▶ What you will do: Find the lines that hold "kicker". Report only how many there are.

▶ Source data:
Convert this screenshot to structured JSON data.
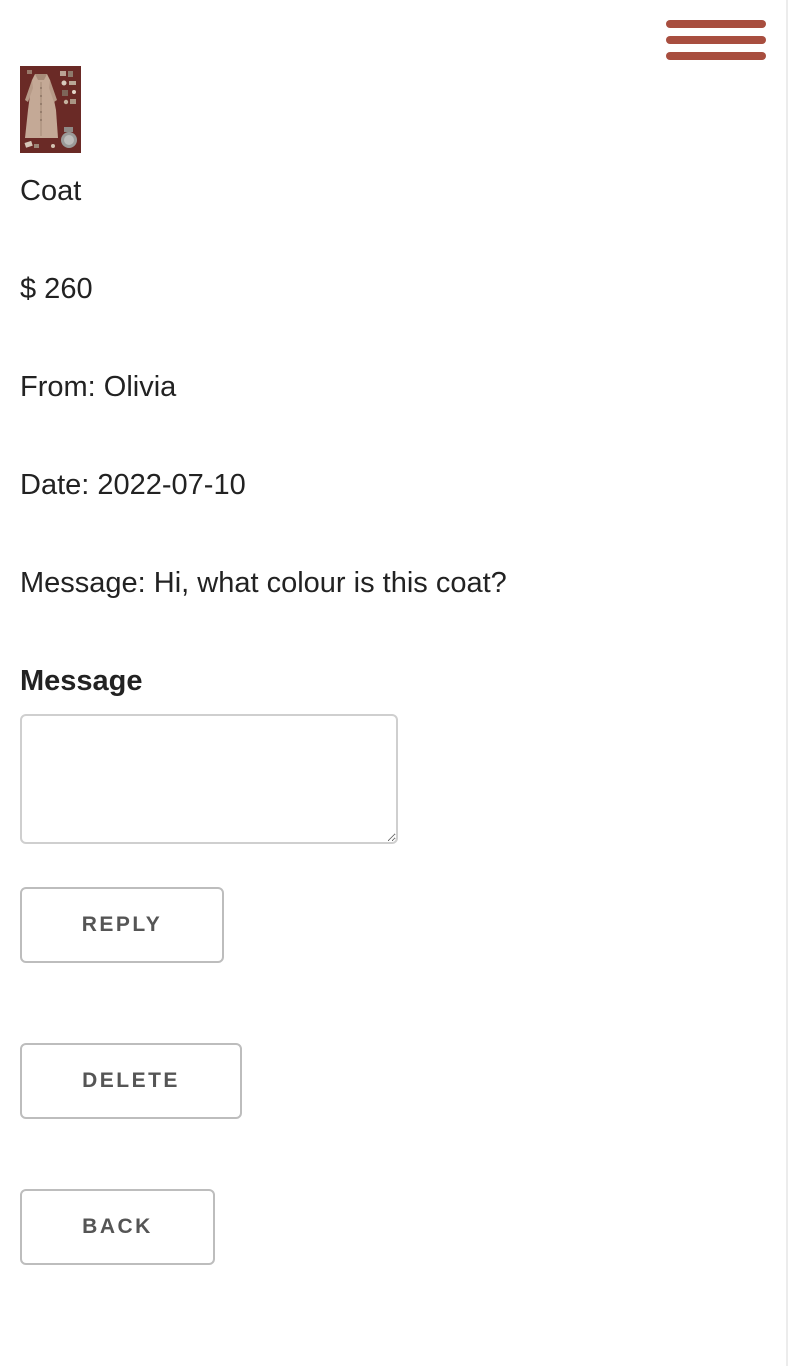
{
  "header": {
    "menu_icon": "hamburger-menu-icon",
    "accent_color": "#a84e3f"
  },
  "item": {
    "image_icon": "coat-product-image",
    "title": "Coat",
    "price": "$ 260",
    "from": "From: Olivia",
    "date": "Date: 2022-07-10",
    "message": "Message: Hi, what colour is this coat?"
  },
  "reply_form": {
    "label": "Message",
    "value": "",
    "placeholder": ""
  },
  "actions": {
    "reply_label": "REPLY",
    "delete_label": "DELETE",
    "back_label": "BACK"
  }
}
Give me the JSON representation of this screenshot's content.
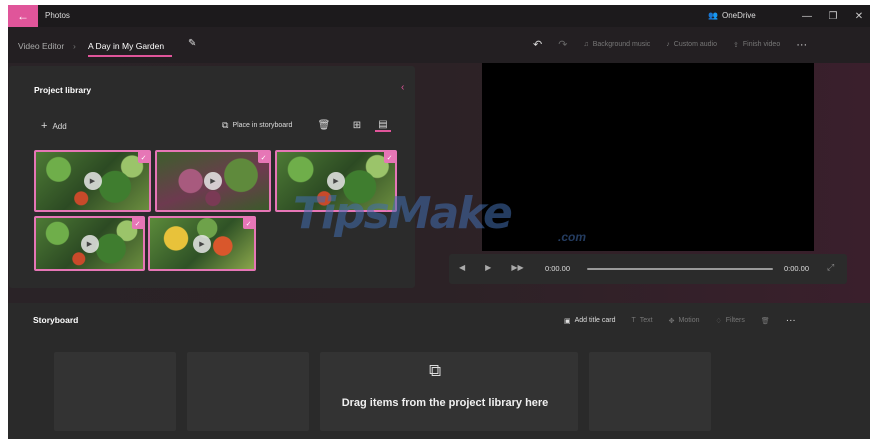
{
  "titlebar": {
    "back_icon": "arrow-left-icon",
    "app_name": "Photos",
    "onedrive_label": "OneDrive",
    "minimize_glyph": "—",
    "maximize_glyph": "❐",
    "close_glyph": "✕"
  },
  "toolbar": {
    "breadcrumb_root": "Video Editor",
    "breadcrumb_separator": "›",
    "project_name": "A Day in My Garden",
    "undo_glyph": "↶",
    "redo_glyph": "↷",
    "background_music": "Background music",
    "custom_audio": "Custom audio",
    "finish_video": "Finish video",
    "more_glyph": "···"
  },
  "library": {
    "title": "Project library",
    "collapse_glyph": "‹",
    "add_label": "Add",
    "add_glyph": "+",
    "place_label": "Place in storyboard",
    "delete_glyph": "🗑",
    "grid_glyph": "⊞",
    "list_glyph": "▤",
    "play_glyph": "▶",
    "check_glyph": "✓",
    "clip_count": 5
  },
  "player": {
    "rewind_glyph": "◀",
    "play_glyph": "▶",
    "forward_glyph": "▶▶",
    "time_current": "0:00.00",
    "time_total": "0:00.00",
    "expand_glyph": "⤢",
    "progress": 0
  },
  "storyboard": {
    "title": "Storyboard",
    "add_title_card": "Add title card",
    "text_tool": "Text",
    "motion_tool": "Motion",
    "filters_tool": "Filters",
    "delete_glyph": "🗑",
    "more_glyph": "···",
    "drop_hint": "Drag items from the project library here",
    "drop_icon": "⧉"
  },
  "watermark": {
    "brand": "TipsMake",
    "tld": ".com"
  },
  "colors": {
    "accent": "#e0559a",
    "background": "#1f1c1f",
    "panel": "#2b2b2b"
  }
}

--

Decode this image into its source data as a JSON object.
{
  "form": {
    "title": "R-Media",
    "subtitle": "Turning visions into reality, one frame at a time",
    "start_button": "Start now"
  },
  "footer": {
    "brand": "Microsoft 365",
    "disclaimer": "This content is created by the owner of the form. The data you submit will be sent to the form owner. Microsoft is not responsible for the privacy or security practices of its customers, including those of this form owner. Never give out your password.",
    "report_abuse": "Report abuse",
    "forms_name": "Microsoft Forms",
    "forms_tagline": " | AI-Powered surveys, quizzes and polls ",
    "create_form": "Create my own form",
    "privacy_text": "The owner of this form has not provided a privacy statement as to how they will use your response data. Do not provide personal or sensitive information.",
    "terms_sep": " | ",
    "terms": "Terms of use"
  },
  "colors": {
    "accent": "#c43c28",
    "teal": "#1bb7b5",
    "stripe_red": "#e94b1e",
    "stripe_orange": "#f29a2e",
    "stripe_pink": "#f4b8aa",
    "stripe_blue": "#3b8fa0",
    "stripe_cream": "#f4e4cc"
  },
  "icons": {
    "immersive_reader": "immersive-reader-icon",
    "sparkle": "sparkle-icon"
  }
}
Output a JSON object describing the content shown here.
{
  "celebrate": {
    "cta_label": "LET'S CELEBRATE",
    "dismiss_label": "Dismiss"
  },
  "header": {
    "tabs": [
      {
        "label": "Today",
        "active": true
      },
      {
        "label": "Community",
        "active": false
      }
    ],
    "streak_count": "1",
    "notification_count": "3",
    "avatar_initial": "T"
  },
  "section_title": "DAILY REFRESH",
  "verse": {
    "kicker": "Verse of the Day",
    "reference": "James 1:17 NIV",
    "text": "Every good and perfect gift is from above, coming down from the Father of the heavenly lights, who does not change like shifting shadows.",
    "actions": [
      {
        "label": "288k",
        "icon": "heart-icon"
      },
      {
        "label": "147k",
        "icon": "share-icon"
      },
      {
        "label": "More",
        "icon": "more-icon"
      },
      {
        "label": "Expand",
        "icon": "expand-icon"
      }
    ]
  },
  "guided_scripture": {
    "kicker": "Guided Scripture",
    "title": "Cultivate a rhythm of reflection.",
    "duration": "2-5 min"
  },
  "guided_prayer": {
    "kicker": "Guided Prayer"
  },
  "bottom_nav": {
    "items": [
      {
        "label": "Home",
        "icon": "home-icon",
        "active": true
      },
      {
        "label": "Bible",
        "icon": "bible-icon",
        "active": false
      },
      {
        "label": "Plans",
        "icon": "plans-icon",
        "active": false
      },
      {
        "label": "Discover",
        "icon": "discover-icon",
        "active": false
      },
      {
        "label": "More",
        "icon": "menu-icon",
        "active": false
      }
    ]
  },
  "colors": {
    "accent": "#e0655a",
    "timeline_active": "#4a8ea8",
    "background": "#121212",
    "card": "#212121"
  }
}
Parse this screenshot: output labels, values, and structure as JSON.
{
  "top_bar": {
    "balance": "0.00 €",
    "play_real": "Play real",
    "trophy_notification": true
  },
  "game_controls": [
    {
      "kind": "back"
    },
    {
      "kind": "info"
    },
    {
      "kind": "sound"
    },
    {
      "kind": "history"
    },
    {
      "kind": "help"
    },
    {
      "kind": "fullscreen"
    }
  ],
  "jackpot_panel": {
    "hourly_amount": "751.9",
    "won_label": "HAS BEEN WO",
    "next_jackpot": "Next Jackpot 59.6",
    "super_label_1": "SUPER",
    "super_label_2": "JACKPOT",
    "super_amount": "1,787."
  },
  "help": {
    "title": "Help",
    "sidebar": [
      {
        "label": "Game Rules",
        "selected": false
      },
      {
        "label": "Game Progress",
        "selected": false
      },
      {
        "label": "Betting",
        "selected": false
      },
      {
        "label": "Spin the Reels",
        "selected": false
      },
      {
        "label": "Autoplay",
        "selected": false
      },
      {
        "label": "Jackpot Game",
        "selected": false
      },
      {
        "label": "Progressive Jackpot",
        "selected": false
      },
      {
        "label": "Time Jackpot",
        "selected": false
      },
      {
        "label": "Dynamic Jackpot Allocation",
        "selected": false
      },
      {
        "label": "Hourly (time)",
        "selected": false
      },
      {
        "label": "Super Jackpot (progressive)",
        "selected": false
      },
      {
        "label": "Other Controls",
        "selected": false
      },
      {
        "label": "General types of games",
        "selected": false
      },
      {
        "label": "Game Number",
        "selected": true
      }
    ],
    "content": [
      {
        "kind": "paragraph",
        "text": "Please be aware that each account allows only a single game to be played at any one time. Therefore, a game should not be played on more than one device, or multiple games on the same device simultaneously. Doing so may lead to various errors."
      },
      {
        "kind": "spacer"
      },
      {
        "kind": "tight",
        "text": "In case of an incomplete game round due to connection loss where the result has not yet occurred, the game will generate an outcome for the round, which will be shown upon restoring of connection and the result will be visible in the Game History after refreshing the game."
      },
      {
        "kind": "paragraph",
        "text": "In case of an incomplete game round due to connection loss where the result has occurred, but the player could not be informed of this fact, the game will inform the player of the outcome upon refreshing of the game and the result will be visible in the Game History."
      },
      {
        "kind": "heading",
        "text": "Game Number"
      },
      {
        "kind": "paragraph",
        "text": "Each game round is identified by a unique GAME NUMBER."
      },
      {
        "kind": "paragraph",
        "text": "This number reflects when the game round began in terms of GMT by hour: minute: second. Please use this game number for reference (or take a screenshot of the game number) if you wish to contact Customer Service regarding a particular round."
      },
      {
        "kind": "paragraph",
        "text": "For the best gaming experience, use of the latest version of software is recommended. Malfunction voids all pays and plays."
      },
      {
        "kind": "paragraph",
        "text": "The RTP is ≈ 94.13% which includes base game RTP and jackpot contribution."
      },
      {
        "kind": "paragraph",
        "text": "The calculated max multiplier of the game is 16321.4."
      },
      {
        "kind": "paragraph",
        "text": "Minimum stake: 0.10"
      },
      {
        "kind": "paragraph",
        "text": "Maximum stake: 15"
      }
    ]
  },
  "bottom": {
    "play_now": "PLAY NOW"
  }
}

▶ Response below: 3